__Brief__. Reproduce all of the records exactly.

__Records to use__.
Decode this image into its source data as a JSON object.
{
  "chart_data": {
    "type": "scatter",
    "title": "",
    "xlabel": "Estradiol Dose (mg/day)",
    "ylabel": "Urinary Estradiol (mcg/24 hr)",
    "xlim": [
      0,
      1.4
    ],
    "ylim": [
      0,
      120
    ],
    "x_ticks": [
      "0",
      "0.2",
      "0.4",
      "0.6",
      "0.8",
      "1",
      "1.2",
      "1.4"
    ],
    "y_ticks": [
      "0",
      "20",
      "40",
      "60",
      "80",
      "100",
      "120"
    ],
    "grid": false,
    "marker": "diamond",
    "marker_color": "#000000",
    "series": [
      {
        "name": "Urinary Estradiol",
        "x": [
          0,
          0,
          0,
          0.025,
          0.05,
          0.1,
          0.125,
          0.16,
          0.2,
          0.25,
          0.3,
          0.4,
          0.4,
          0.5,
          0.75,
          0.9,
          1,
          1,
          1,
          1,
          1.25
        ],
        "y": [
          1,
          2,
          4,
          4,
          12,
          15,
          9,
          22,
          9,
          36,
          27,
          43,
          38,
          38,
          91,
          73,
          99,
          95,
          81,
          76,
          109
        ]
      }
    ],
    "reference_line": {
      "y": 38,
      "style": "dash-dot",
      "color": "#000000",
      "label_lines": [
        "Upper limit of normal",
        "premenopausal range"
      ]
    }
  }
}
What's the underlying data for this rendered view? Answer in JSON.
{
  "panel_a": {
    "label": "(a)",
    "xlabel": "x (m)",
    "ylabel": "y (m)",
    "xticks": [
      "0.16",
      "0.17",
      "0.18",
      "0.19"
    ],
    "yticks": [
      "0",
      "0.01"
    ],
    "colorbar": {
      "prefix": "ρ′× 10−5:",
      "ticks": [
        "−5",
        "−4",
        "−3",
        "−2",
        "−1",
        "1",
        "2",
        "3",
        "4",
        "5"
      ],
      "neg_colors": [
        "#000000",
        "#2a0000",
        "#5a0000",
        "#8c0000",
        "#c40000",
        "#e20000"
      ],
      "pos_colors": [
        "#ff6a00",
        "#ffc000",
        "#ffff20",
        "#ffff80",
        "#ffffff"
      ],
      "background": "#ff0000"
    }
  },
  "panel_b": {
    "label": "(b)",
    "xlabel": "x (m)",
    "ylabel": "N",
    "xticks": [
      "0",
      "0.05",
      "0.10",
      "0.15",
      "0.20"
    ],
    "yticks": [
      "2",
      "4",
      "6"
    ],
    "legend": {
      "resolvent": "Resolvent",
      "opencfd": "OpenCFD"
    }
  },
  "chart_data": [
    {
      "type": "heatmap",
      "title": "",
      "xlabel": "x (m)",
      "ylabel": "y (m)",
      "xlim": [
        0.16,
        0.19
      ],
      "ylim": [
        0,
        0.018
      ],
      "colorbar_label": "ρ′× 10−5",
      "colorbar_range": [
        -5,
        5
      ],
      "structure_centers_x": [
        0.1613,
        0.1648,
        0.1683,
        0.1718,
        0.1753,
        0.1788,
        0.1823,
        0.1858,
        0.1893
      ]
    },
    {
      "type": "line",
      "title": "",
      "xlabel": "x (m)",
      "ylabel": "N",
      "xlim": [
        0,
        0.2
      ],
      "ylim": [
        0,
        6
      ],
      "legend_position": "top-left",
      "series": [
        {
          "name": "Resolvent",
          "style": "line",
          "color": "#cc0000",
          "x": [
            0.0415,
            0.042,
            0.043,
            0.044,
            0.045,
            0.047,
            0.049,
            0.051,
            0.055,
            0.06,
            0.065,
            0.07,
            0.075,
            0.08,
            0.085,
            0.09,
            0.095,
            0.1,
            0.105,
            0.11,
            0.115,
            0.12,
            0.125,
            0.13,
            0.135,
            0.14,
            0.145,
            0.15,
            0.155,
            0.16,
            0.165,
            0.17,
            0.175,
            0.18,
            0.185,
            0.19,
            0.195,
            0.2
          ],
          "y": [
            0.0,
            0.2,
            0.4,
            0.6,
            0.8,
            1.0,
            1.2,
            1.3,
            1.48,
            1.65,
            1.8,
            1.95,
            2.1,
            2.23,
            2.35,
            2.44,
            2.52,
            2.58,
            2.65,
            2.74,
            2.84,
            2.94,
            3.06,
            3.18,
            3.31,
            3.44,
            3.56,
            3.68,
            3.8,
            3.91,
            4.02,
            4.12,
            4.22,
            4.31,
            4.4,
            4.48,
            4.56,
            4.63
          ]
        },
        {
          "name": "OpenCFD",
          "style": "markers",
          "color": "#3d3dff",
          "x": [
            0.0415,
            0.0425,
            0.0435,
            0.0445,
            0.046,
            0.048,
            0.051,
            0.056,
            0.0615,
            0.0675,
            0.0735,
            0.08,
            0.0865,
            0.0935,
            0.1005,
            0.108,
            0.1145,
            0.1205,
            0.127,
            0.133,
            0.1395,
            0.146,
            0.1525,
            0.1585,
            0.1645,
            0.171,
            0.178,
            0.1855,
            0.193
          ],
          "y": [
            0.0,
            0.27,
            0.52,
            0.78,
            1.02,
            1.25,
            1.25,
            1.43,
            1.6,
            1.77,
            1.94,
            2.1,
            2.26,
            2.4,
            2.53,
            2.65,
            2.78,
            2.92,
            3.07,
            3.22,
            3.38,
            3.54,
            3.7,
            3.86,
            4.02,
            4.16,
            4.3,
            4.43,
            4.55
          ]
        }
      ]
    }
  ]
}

__Answer to the problem__.
Decode this image into its source data as a JSON object.
{
  "chart_data": {
    "type": "scatter",
    "title": "",
    "xlabel": "Estradiol Dose (mg/day)",
    "ylabel": "Urinary Estradiol (mcg/24 hr)",
    "xlim": [
      0,
      1.4
    ],
    "ylim": [
      0,
      120
    ],
    "x_ticks": [
      "0",
      "0.2",
      "0.4",
      "0.6",
      "0.8",
      "1",
      "1.2",
      "1.4"
    ],
    "y_ticks": [
      "0",
      "20",
      "40",
      "60",
      "80",
      "100",
      "120"
    ],
    "grid": false,
    "marker": "diamond",
    "marker_color": "#000000",
    "series": [
      {
        "name": "Urinary Estradiol",
        "x": [
          0,
          0,
          0,
          0.025,
          0.05,
          0.1,
          0.125,
          0.16,
          0.2,
          0.25,
          0.3,
          0.4,
          0.4,
          0.5,
          0.75,
          0.9,
          1,
          1,
          1,
          1,
          1.25
        ],
        "y": [
          1,
          2,
          4,
          4,
          12,
          15,
          9,
          22,
          9,
          36,
          27,
          43,
          38,
          38,
          91,
          73,
          99,
          95,
          81,
          76,
          109
        ]
      }
    ],
    "reference_line": {
      "y": 38,
      "style": "dash-dot",
      "color": "#000000",
      "label_lines": [
        "Upper limit of normal",
        "premenopausal range"
      ]
    }
  }
}
What's the underlying data for this rendered view? Answer in JSON.
{
  "panel_a": {
    "label": "(a)",
    "xlabel": "x (m)",
    "ylabel": "y (m)",
    "xticks": [
      "0.16",
      "0.17",
      "0.18",
      "0.19"
    ],
    "yticks": [
      "0",
      "0.01"
    ],
    "colorbar": {
      "prefix": "ρ′× 10−5:",
      "ticks": [
        "−5",
        "−4",
        "−3",
        "−2",
        "−1",
        "1",
        "2",
        "3",
        "4",
        "5"
      ],
      "neg_colors": [
        "#000000",
        "#2a0000",
        "#5a0000",
        "#8c0000",
        "#c40000",
        "#e20000"
      ],
      "pos_colors": [
        "#ff6a00",
        "#ffc000",
        "#ffff20",
        "#ffff80",
        "#ffffff"
      ],
      "background": "#ff0000"
    }
  },
  "panel_b": {
    "label": "(b)",
    "xlabel": "x (m)",
    "ylabel": "N",
    "xticks": [
      "0",
      "0.05",
      "0.10",
      "0.15",
      "0.20"
    ],
    "yticks": [
      "2",
      "4",
      "6"
    ],
    "legend": {
      "resolvent": "Resolvent",
      "opencfd": "OpenCFD"
    }
  },
  "chart_data": [
    {
      "type": "heatmap",
      "title": "",
      "xlabel": "x (m)",
      "ylabel": "y (m)",
      "xlim": [
        0.16,
        0.19
      ],
      "ylim": [
        0,
        0.018
      ],
      "colorbar_label": "ρ′× 10−5",
      "colorbar_range": [
        -5,
        5
      ],
      "structure_centers_x": [
        0.1613,
        0.1648,
        0.1683,
        0.1718,
        0.1753,
        0.1788,
        0.1823,
        0.1858,
        0.1893
      ]
    },
    {
      "type": "line",
      "title": "",
      "xlabel": "x (m)",
      "ylabel": "N",
      "xlim": [
        0,
        0.2
      ],
      "ylim": [
        0,
        6
      ],
      "legend_position": "top-left",
      "series": [
        {
          "name": "Resolvent",
          "style": "line",
          "color": "#cc0000",
          "x": [
            0.0415,
            0.042,
            0.043,
            0.044,
            0.045,
            0.047,
            0.049,
            0.051,
            0.055,
            0.06,
            0.065,
            0.07,
            0.075,
            0.08,
            0.085,
            0.09,
            0.095,
            0.1,
            0.105,
            0.11,
            0.115,
            0.12,
            0.125,
            0.13,
            0.135,
            0.14,
            0.145,
            0.15,
            0.155,
            0.16,
            0.165,
            0.17,
            0.175,
            0.18,
            0.185,
            0.19,
            0.195,
            0.2
          ],
          "y": [
            0.0,
            0.2,
            0.4,
            0.6,
            0.8,
            1.0,
            1.2,
            1.3,
            1.48,
            1.65,
            1.8,
            1.95,
            2.1,
            2.23,
            2.35,
            2.44,
            2.52,
            2.58,
            2.65,
            2.74,
            2.84,
            2.94,
            3.06,
            3.18,
            3.31,
            3.44,
            3.56,
            3.68,
            3.8,
            3.91,
            4.02,
            4.12,
            4.22,
            4.31,
            4.4,
            4.48,
            4.56,
            4.63
          ]
        },
        {
          "name": "OpenCFD",
          "style": "markers",
          "color": "#3d3dff",
          "x": [
            0.0415,
            0.0425,
            0.0435,
            0.0445,
            0.046,
            0.048,
            0.051,
            0.056,
            0.0615,
            0.0675,
            0.0735,
            0.08,
            0.0865,
            0.0935,
            0.1005,
            0.108,
            0.1145,
            0.1205,
            0.127,
            0.133,
            0.1395,
            0.146,
            0.1525,
            0.1585,
            0.1645,
            0.171,
            0.178,
            0.1855,
            0.193
          ],
          "y": [
            0.0,
            0.27,
            0.52,
            0.78,
            1.02,
            1.25,
            1.25,
            1.43,
            1.6,
            1.77,
            1.94,
            2.1,
            2.26,
            2.4,
            2.53,
            2.65,
            2.78,
            2.92,
            3.07,
            3.22,
            3.38,
            3.54,
            3.7,
            3.86,
            4.02,
            4.16,
            4.3,
            4.43,
            4.55
          ]
        }
      ]
    }
  ]
}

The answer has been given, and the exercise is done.